PROBLEM REQUIREMENTS –
Print, exactly and completely, every entry in the data.

╭──

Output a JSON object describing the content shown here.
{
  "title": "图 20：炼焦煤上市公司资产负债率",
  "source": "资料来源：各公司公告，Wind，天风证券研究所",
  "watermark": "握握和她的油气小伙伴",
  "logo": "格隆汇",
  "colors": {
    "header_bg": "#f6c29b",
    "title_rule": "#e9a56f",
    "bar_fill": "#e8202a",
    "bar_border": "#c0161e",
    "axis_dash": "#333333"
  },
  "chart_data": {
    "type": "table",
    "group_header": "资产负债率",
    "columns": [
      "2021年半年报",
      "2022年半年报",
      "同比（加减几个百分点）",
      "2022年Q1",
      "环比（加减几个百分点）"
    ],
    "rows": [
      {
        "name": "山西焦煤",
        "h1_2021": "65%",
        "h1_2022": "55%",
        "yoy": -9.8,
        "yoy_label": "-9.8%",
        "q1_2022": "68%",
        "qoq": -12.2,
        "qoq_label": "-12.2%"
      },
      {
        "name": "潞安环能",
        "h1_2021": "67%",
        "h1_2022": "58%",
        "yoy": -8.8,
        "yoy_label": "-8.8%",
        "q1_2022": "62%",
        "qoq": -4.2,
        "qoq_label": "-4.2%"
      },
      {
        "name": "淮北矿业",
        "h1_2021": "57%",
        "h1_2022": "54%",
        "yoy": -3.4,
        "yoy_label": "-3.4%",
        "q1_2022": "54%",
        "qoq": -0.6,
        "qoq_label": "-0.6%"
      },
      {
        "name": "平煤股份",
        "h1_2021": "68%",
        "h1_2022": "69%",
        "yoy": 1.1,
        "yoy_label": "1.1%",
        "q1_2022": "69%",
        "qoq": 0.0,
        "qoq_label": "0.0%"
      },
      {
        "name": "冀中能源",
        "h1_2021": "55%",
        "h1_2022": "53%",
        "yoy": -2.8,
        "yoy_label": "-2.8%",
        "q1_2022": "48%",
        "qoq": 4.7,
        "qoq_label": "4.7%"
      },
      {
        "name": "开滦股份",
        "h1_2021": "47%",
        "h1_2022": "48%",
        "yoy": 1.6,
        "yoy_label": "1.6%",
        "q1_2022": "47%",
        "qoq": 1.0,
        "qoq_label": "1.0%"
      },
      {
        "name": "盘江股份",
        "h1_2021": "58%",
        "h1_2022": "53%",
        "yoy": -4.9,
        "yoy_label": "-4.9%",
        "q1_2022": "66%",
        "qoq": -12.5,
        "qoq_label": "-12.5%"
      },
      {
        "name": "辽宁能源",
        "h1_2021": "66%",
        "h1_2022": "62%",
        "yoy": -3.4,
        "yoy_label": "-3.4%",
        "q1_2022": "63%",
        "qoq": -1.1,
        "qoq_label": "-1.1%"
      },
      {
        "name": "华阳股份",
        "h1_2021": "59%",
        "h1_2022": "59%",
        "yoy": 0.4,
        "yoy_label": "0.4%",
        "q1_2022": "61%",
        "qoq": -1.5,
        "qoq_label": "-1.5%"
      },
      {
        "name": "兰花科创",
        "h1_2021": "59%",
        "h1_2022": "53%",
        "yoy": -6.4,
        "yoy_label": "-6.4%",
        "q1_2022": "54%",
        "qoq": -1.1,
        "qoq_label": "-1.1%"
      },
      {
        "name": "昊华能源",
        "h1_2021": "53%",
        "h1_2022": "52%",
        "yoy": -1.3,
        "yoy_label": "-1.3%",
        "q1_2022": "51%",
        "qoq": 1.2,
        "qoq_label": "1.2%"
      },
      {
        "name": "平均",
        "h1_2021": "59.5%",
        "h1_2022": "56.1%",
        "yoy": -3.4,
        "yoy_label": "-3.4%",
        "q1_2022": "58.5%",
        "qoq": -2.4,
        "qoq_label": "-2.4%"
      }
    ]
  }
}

╰──

REPLY TO THE EXERCISE –
Output a JSON object describing the content shown here.
{
  "title": "图 20：炼焦煤上市公司资产负债率",
  "source": "资料来源：各公司公告，Wind，天风证券研究所",
  "watermark": "握握和她的油气小伙伴",
  "logo": "格隆汇",
  "colors": {
    "header_bg": "#f6c29b",
    "title_rule": "#e9a56f",
    "bar_fill": "#e8202a",
    "bar_border": "#c0161e",
    "axis_dash": "#333333"
  },
  "chart_data": {
    "type": "table",
    "group_header": "资产负债率",
    "columns": [
      "2021年半年报",
      "2022年半年报",
      "同比（加减几个百分点）",
      "2022年Q1",
      "环比（加减几个百分点）"
    ],
    "rows": [
      {
        "name": "山西焦煤",
        "h1_2021": "65%",
        "h1_2022": "55%",
        "yoy": -9.8,
        "yoy_label": "-9.8%",
        "q1_2022": "68%",
        "qoq": -12.2,
        "qoq_label": "-12.2%"
      },
      {
        "name": "潞安环能",
        "h1_2021": "67%",
        "h1_2022": "58%",
        "yoy": -8.8,
        "yoy_label": "-8.8%",
        "q1_2022": "62%",
        "qoq": -4.2,
        "qoq_label": "-4.2%"
      },
      {
        "name": "淮北矿业",
        "h1_2021": "57%",
        "h1_2022": "54%",
        "yoy": -3.4,
        "yoy_label": "-3.4%",
        "q1_2022": "54%",
        "qoq": -0.6,
        "qoq_label": "-0.6%"
      },
      {
        "name": "平煤股份",
        "h1_2021": "68%",
        "h1_2022": "69%",
        "yoy": 1.1,
        "yoy_label": "1.1%",
        "q1_2022": "69%",
        "qoq": 0.0,
        "qoq_label": "0.0%"
      },
      {
        "name": "冀中能源",
        "h1_2021": "55%",
        "h1_2022": "53%",
        "yoy": -2.8,
        "yoy_label": "-2.8%",
        "q1_2022": "48%",
        "qoq": 4.7,
        "qoq_label": "4.7%"
      },
      {
        "name": "开滦股份",
        "h1_2021": "47%",
        "h1_2022": "48%",
        "yoy": 1.6,
        "yoy_label": "1.6%",
        "q1_2022": "47%",
        "qoq": 1.0,
        "qoq_label": "1.0%"
      },
      {
        "name": "盘江股份",
        "h1_2021": "58%",
        "h1_2022": "53%",
        "yoy": -4.9,
        "yoy_label": "-4.9%",
        "q1_2022": "66%",
        "qoq": -12.5,
        "qoq_label": "-12.5%"
      },
      {
        "name": "辽宁能源",
        "h1_2021": "66%",
        "h1_2022": "62%",
        "yoy": -3.4,
        "yoy_label": "-3.4%",
        "q1_2022": "63%",
        "qoq": -1.1,
        "qoq_label": "-1.1%"
      },
      {
        "name": "华阳股份",
        "h1_2021": "59%",
        "h1_2022": "59%",
        "yoy": 0.4,
        "yoy_label": "0.4%",
        "q1_2022": "61%",
        "qoq": -1.5,
        "qoq_label": "-1.5%"
      },
      {
        "name": "兰花科创",
        "h1_2021": "59%",
        "h1_2022": "53%",
        "yoy": -6.4,
        "yoy_label": "-6.4%",
        "q1_2022": "54%",
        "qoq": -1.1,
        "qoq_label": "-1.1%"
      },
      {
        "name": "昊华能源",
        "h1_2021": "53%",
        "h1_2022": "52%",
        "yoy": -1.3,
        "yoy_label": "-1.3%",
        "q1_2022": "51%",
        "qoq": 1.2,
        "qoq_label": "1.2%"
      },
      {
        "name": "平均",
        "h1_2021": "59.5%",
        "h1_2022": "56.1%",
        "yoy": -3.4,
        "yoy_label": "-3.4%",
        "q1_2022": "58.5%",
        "qoq": -2.4,
        "qoq_label": "-2.4%"
      }
    ]
  }
}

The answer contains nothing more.